▶ [Work order 1]: Translate the sentence "The idea is to cultivate a simplified ecosystem." from the passage on fish farming into Spanish.
▶ [Work order 2]: Rewrite the portion of the passage on fish farming that opens with the words containing "Fish farming may" and closes with "for fish farmers.", putting "disadvantages" in place of "drawbacks".
▶ [Work order 3]: Write the next part of the passage on fish farming, picking up after its final sentence.

▶ [Excerpted text]:
Fish farming may be a way to reduce harmful impacts on aquatic ecosystems that occur during large-scale fishing operations.
But fish farming also has its own drawbacks. Home-scale fish-farming techniques have been honed and non-carnivorous fish, such as tilapia, are rapidly becoming a popular choice for fish farmers.
Extensive vs. Intensive
The two types of fish farming (or “pisciculture”), are the “extensive” model and the “intensive.” The extensive model involves raising populations in semi-natural ponds and relying on photosynthetical food production to feed fish. The idea is to cultivate a simplified ecosystem. Zooplankton feed on aquatic plants and, with mollusks and crustaceans, provide food for farmed fish. Adjuncts that stimulate photosnythetic life are used. The major drawback to this system are algal blooms, which occur rapidly when conditions permit. This essentially suffocates life in the habitat.
The intensive model uses tanks and a higher degree of inputs to exact greater control over the growing environment. Aerated, filtered water and sufficient protein-rich feed must be kept in supply to maintain fish populations. This model is the most common for small-scale pisciculture operations, as there are some novel work-arounds for common problems.
The most common fish species to be farmed are salmon, tilapia, carp, catfish and cod, due to their desirous taste among humans.

▶ [Data provided]:

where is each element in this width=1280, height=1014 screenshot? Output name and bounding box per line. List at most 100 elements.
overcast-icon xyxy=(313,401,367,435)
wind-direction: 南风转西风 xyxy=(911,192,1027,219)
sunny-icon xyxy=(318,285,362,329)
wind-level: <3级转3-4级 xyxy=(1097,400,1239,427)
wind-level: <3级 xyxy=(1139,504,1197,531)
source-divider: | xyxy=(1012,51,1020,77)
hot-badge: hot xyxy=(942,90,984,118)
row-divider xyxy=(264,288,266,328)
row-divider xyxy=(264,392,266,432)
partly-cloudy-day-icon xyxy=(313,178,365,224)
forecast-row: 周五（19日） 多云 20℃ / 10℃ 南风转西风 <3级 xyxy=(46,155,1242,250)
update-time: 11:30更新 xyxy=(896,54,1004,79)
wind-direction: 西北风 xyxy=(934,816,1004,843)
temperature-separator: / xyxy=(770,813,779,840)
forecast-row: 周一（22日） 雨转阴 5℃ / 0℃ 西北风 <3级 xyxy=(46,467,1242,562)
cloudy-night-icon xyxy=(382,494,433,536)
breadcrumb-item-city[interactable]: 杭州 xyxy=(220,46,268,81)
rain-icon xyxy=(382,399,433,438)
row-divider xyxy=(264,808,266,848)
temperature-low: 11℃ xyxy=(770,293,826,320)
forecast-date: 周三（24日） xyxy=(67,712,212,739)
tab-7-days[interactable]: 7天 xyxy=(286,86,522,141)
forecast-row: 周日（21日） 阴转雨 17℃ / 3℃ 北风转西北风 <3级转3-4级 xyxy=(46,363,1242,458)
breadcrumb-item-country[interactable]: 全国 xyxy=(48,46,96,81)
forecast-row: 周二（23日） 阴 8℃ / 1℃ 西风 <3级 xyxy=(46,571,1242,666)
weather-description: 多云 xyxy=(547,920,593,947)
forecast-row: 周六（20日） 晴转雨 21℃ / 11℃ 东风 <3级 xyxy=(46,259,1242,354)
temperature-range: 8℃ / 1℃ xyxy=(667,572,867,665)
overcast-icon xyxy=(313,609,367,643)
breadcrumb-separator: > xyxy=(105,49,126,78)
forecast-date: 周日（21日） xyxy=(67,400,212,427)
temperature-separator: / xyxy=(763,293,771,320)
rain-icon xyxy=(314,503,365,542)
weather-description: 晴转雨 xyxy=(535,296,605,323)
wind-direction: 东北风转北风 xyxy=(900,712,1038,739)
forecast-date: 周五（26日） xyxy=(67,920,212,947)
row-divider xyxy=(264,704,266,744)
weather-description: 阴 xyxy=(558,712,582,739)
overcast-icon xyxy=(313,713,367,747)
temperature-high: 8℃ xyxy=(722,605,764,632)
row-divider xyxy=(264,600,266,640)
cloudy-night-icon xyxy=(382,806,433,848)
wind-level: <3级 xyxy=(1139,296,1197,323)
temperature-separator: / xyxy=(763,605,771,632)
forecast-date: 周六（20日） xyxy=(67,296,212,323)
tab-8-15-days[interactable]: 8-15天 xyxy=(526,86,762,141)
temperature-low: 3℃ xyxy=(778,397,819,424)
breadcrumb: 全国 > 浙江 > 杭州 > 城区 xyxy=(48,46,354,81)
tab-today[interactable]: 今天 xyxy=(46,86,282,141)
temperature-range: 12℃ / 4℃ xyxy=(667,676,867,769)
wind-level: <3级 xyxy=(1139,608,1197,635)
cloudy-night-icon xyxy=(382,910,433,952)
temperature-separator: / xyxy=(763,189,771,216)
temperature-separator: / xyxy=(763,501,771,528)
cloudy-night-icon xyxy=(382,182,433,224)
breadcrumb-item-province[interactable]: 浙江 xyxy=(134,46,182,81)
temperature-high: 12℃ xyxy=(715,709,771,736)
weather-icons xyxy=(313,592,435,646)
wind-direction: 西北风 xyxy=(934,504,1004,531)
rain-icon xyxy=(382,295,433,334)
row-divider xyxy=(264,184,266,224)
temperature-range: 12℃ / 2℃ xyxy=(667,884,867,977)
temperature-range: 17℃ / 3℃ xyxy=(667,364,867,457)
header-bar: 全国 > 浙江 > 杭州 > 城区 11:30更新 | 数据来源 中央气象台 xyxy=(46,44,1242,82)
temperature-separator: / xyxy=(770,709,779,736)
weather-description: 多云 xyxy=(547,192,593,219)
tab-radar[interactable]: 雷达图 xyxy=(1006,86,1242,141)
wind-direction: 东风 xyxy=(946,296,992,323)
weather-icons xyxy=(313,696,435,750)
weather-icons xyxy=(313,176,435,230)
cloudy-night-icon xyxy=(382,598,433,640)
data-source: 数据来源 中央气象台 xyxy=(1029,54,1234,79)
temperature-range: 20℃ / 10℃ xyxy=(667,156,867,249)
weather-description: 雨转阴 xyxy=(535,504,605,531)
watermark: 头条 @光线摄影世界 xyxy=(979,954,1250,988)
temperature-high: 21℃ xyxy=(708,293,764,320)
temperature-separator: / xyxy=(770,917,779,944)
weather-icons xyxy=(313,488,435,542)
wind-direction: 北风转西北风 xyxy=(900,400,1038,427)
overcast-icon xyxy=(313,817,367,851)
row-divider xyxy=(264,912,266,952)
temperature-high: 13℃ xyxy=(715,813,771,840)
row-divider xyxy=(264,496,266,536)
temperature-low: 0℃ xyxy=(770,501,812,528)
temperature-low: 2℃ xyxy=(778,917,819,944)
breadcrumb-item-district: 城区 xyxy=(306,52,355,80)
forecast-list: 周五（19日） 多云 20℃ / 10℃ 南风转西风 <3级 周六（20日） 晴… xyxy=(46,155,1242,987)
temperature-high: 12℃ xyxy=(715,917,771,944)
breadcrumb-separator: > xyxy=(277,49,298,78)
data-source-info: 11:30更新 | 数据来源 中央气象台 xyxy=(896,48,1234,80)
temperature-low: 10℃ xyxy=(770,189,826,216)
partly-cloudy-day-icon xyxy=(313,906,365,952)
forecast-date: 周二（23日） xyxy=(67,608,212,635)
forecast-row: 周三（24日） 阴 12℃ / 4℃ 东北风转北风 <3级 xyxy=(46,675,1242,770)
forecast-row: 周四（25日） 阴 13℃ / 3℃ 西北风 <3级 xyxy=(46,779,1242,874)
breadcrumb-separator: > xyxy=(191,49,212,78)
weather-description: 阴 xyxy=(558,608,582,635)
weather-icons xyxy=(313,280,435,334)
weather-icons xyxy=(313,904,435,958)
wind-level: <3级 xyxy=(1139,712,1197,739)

▶ [Task output 1]: La idea es cultivar un ecosistema simplificado.

▶ [Task output 2]:
Fish farming may be a way to reduce harmful impacts on aquatic ecosystems that occur during large-scale fishing operations.
But fish farming also has its own disadvantages. Home-scale fish-farming techniques have been honed and non-carnivorous fish, such as tilapia, are rapidly becoming a popular choice for fish farmers.

▶ [Task output 3]:
All the problems of maintaining a contained, artificial environment are present in pisciculture. Parasites, such as sea lice can be difficult to eradicate.
Also, while non-carnivorous fish are relatively easy to maintain, carnivorous fish, such as salmon must be fed a diet that consists of meal and oil of anchovies and menhaden, an Altlantic fish species which is rapidly being decimated to produce commercial fish oils that have boomed in popularity in recent years.
More controversial still are slaughter methods. A previously-popular method was suffocation by pumping carbon-dioxide into water, rendering fish unconscious. Their gills were then cut to finally kill them. Open-air asphyxiation has been used, as have submerging fish in ice baths, with the idea being to delay the onset of post-mortem decay. It does not, however, desensitize the fish from feeling pain. It merely stuns their muscles. This method, among many others, produce high levels of pain and distress for the fish. Stunning, either percussively or with electricity, are coming into wider practice, as some methods are being phased out.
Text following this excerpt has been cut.